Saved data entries
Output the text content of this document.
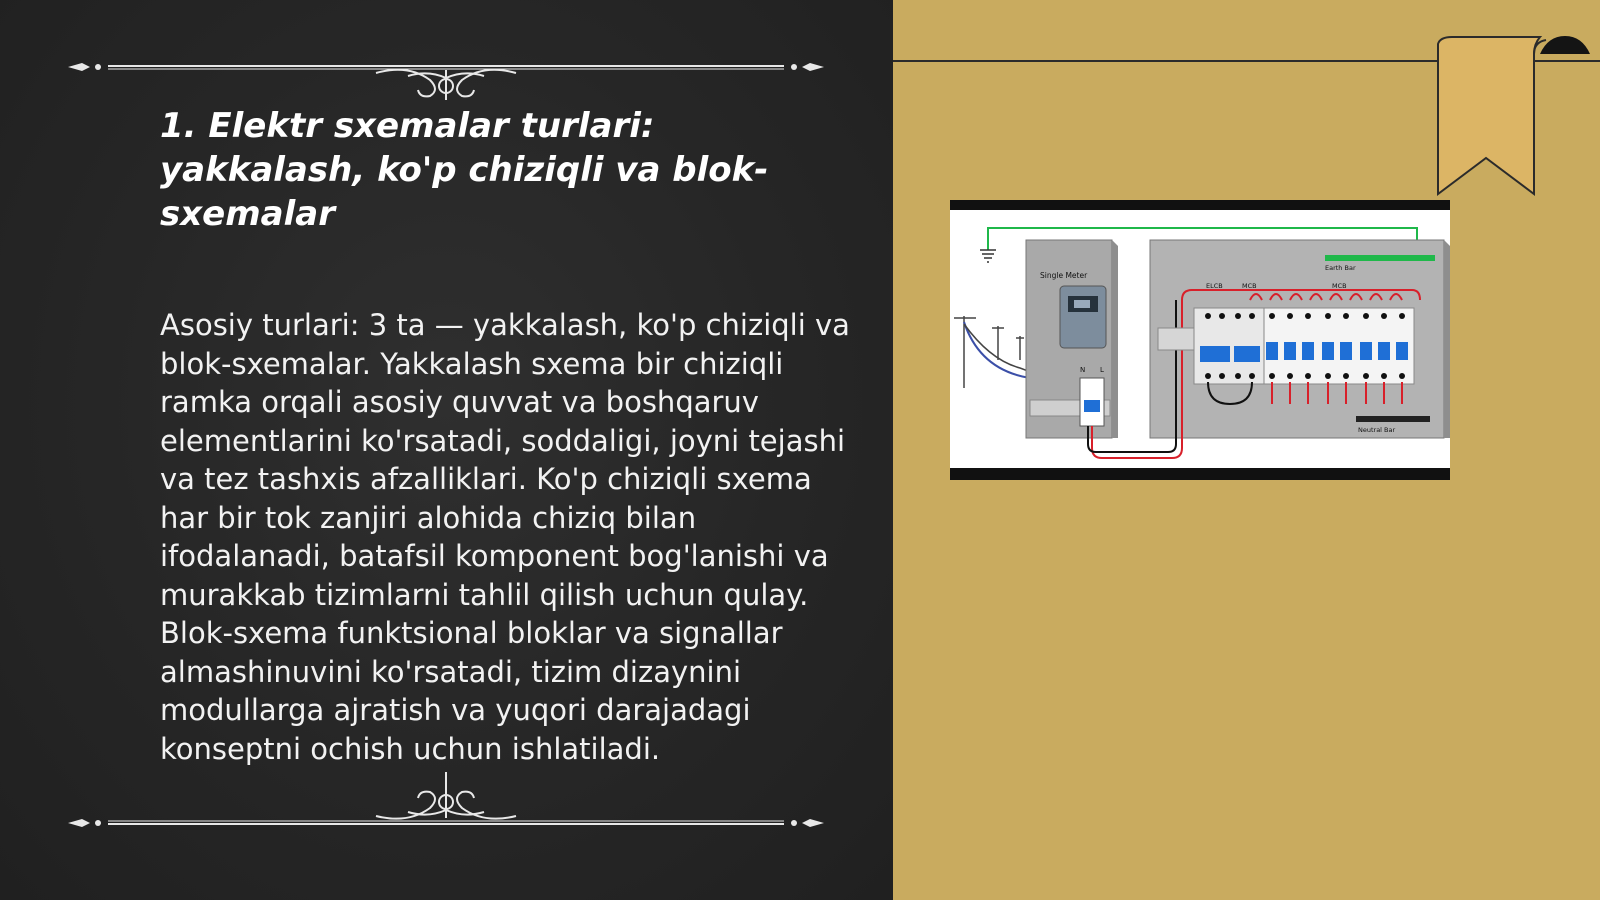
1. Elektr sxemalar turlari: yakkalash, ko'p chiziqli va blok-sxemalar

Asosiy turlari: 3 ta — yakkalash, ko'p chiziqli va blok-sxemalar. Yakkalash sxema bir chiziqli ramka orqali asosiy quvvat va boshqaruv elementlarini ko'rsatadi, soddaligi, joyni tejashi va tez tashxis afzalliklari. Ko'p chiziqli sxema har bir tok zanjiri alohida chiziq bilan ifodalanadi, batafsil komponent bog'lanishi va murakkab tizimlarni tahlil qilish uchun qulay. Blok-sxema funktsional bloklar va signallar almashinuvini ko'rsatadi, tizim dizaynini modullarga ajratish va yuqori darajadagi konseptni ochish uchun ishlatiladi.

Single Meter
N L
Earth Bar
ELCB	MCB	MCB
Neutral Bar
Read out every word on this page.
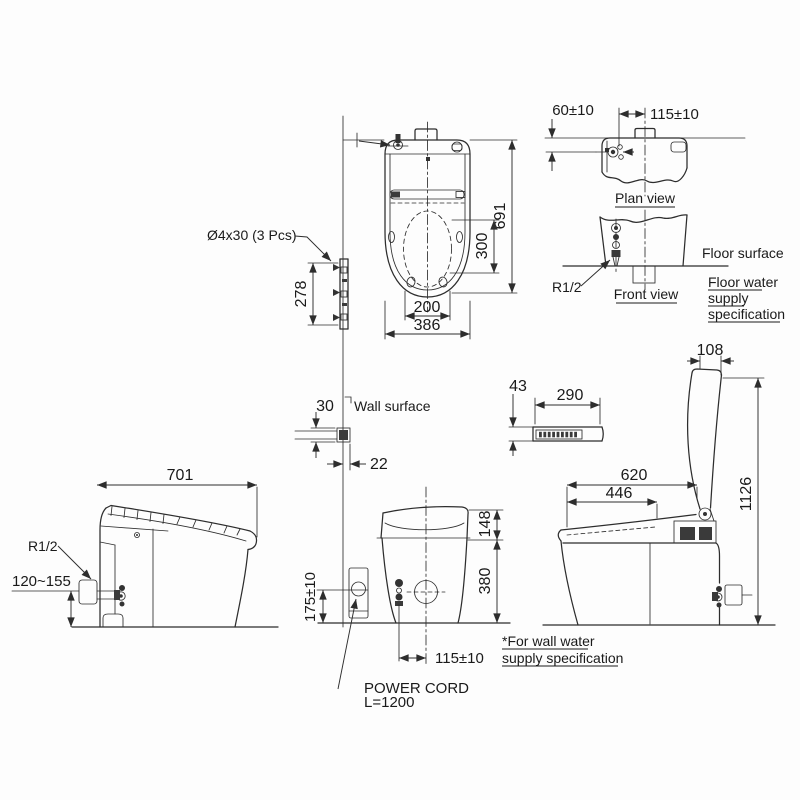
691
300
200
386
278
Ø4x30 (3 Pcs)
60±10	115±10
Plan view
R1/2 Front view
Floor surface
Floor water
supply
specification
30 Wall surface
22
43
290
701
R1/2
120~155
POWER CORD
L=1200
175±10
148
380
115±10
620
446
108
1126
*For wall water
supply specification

---

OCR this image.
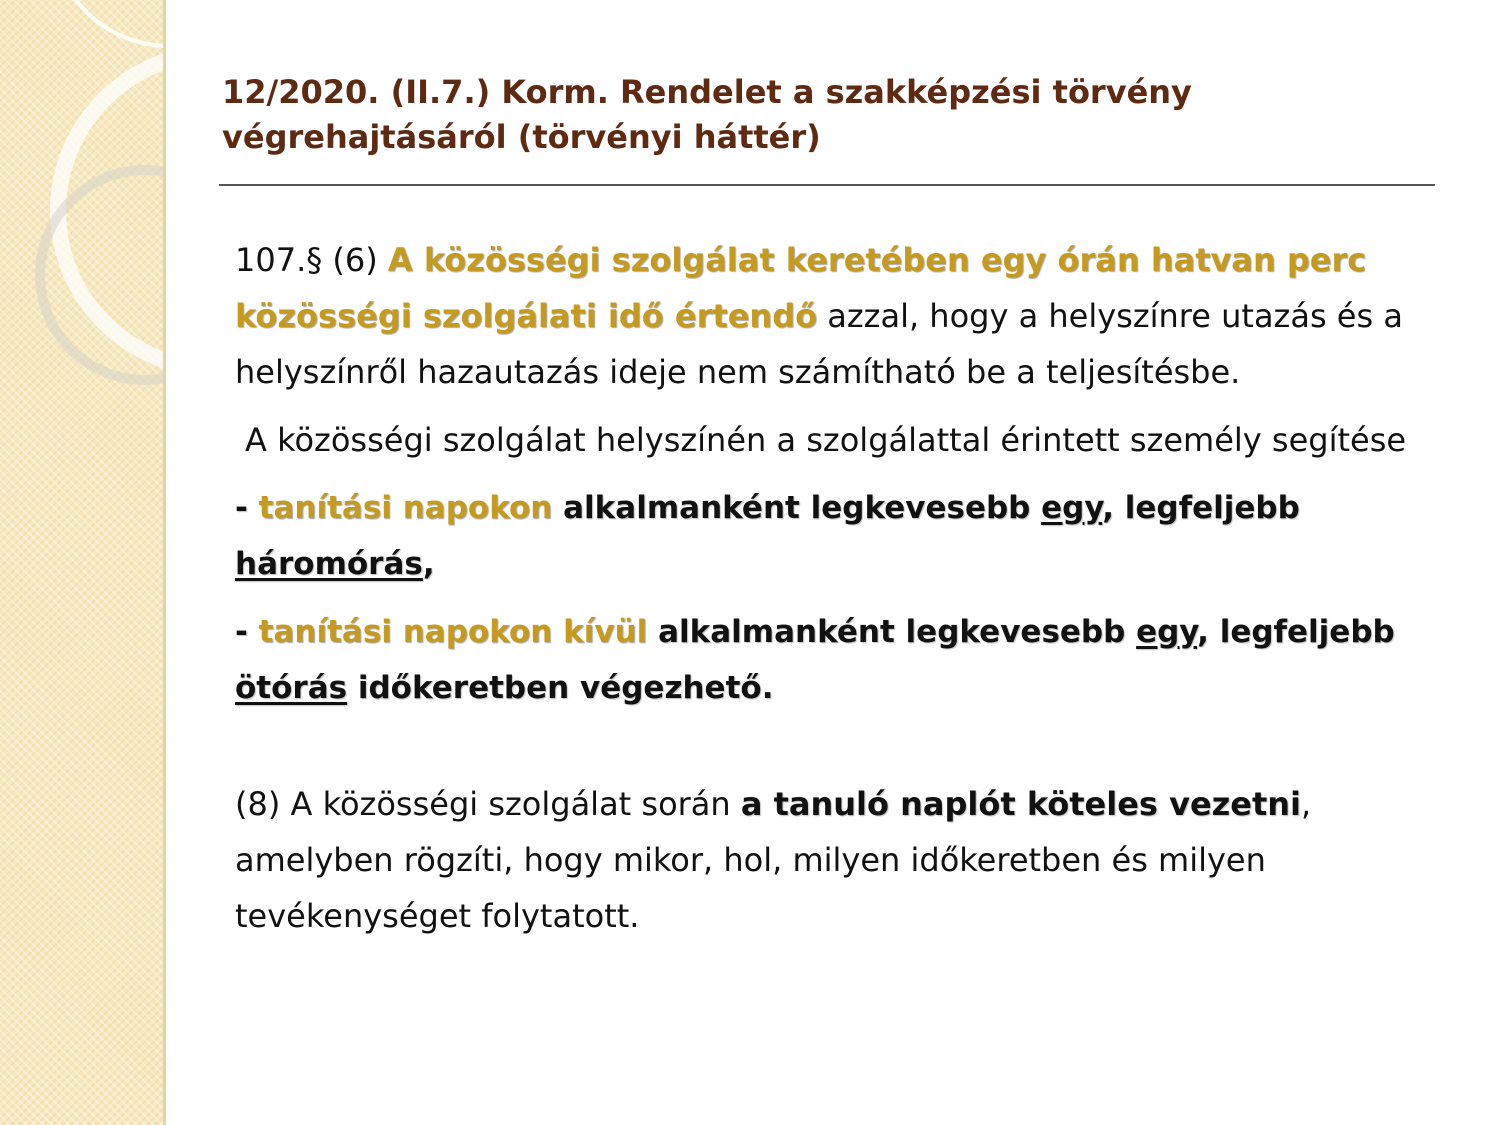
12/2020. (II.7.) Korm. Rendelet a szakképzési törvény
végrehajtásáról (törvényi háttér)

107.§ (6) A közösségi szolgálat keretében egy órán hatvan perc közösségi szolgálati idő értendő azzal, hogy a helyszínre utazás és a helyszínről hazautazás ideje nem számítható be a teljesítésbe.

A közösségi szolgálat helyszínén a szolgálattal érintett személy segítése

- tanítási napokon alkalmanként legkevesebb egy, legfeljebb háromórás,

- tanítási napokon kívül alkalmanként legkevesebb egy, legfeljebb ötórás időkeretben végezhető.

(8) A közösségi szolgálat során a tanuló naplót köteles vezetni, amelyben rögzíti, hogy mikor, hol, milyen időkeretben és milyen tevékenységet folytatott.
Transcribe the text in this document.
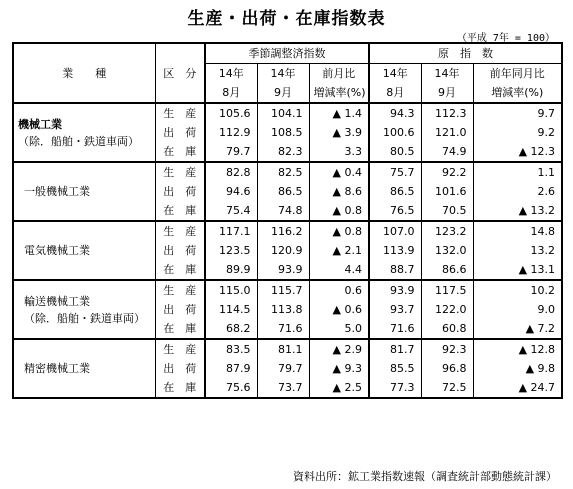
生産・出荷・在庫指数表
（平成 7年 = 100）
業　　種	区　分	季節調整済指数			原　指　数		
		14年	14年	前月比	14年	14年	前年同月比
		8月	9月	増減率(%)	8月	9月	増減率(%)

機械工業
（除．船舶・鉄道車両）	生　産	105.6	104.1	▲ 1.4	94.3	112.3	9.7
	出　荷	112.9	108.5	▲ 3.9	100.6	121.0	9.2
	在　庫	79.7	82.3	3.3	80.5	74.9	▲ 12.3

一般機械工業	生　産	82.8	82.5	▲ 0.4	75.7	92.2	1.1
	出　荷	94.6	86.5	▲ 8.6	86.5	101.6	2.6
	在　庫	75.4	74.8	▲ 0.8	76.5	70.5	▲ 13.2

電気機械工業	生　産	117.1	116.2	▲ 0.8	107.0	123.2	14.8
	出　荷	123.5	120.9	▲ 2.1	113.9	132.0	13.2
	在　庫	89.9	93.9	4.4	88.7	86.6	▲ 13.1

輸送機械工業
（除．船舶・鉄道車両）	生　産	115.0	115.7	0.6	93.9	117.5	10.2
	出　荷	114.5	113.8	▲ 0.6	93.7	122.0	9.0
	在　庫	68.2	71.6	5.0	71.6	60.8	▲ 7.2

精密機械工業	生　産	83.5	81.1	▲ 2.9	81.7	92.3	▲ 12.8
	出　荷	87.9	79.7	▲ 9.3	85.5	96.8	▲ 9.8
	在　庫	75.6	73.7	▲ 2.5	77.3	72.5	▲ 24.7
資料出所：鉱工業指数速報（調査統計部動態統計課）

* **SHORT EXERCISE**: From the data above, copy each line where the string "közösségi" appears.

* **TASK RESPONSE**:
107.§ (6) A közösségi szolgálat keretében egy órán hatvan perc közösségi szolgálati idő értendő azzal, hogy a helyszínre utazás és a helyszínről hazautazás ideje nem számítható be a teljesítésbe.
A közösségi szolgálat helyszínén a szolgálattal érintett személy segítése
(8) A közösségi szolgálat során a tanuló naplót köteles vezetni, amelyben rögzíti, hogy mikor, hol, milyen időkeretben és milyen tevékenységet folytatott.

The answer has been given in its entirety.